# REQUIRED WORK:
Going through the material below, please gather all lines with the word "Кирилл" in them.

::: MATERIAL TO PROCESS :::

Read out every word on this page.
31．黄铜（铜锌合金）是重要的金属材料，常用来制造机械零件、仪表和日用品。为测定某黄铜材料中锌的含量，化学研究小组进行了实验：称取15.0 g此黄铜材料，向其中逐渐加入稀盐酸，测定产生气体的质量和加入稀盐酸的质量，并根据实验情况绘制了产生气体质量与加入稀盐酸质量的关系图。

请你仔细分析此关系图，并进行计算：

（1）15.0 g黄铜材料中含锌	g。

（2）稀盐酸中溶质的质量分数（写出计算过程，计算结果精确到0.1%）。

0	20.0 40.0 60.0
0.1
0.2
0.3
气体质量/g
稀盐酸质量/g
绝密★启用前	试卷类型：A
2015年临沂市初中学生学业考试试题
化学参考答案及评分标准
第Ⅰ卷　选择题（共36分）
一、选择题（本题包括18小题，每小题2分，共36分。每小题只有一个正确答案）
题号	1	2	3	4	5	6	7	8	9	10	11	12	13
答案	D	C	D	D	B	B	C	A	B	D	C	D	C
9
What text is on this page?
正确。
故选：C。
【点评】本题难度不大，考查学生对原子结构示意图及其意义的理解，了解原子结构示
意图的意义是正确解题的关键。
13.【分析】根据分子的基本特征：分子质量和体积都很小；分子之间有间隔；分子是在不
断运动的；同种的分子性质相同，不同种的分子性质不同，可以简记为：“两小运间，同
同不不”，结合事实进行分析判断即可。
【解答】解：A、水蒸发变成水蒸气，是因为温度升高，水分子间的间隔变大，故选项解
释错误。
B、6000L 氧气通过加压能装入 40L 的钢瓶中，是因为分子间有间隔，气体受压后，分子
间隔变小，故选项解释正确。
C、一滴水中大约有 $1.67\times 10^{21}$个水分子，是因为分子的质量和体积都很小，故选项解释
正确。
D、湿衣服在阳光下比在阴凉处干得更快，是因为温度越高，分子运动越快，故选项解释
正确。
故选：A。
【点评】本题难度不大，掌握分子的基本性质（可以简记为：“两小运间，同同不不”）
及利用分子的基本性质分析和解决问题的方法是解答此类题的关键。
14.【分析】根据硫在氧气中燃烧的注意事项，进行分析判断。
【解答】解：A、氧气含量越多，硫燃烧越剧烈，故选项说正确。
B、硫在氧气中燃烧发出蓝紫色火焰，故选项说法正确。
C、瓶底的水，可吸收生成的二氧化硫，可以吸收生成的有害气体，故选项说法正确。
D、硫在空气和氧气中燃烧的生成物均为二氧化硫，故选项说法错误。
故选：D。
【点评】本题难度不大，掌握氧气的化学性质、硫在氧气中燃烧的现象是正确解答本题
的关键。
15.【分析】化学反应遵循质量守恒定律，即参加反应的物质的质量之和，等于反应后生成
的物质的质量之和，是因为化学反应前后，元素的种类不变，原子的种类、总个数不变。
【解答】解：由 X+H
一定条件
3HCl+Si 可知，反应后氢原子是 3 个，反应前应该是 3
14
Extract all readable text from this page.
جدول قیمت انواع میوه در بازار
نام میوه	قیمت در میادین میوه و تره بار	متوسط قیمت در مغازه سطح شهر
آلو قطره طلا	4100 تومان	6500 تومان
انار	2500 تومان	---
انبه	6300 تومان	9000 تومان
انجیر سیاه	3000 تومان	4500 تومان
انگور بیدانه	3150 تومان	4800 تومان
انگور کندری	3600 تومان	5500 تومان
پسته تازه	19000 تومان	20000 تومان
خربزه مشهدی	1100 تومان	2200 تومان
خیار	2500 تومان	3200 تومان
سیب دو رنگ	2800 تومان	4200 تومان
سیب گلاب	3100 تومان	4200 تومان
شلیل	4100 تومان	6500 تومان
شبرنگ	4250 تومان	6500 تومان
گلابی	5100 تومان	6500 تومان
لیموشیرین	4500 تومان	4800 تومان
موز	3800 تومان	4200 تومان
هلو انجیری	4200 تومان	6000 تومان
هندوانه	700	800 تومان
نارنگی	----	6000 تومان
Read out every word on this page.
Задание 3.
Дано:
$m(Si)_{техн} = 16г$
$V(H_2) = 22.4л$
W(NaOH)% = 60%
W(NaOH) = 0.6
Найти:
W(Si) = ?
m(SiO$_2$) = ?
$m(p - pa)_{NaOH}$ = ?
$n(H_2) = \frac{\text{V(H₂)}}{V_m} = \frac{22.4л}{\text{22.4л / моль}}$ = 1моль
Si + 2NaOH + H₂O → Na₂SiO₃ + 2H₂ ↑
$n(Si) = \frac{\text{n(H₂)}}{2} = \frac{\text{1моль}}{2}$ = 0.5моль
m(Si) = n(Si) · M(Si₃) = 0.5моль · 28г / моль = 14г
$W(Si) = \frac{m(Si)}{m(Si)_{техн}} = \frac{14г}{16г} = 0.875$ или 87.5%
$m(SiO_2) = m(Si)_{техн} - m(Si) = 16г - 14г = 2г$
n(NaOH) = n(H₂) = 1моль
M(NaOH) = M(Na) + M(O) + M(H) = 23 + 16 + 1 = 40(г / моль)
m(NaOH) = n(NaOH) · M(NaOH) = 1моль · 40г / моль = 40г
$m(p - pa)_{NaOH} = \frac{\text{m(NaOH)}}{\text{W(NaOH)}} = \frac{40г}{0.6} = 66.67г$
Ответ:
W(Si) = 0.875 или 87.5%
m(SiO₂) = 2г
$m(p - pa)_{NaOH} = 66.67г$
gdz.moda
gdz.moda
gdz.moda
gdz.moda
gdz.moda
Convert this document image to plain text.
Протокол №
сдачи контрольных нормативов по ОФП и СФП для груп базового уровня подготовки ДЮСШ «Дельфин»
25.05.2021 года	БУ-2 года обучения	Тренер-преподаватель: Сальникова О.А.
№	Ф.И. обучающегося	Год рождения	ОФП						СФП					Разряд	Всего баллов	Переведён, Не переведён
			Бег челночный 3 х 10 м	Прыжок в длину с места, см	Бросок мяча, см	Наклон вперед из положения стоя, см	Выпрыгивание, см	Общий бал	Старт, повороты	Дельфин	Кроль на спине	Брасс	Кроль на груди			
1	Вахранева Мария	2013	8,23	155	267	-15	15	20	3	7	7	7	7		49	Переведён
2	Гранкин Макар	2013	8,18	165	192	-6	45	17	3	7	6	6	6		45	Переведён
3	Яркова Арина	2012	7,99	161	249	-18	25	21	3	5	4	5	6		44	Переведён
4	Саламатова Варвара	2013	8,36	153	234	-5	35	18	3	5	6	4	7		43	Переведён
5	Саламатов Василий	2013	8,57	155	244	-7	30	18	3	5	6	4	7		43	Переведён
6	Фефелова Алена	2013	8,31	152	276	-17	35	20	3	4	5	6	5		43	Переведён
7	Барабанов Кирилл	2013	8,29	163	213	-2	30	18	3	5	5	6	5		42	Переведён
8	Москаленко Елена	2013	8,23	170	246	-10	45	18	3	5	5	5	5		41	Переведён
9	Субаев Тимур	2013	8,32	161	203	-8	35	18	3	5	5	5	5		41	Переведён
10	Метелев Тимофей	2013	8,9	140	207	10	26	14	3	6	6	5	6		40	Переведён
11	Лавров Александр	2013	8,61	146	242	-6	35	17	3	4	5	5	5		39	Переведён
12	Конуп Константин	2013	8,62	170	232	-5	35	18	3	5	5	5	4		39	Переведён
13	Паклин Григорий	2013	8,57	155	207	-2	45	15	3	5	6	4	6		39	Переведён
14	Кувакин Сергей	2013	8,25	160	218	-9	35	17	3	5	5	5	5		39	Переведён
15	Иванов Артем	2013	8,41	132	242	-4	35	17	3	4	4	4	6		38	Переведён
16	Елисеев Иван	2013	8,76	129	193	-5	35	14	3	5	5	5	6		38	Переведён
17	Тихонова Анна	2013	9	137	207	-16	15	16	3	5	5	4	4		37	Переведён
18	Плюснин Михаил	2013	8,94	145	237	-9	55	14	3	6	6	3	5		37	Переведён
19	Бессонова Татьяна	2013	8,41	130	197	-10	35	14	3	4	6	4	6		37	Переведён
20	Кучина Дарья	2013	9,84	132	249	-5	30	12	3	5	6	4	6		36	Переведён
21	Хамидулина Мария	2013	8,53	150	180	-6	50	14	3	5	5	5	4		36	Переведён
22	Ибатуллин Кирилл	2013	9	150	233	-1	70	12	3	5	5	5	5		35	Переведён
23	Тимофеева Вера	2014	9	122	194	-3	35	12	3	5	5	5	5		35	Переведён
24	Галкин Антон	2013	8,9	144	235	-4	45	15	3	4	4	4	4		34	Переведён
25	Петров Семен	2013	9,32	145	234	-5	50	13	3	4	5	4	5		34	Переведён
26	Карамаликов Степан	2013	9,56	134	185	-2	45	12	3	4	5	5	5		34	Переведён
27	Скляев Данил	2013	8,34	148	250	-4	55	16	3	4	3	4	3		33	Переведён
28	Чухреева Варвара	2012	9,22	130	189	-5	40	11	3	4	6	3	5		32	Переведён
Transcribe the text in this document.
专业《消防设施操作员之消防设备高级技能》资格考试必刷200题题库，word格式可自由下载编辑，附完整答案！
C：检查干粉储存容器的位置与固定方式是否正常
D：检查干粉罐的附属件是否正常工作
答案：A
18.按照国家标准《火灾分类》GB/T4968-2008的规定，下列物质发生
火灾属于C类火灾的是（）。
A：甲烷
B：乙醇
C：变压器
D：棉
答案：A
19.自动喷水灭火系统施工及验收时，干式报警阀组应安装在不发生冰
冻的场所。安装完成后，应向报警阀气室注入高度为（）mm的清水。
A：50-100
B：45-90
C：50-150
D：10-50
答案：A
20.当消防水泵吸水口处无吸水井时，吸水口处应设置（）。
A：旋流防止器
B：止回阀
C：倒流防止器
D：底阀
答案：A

:::

# COMPLETE ANSWER:
7	Барабанов Кирилл	2013	8,29	163	213	-2	30	18	3	5	5	6	5		42	Переведён
22	Ибатуллин Кирилл	2013	9	150	233	-1	70	12	3	5	5	5	5		35	Переведён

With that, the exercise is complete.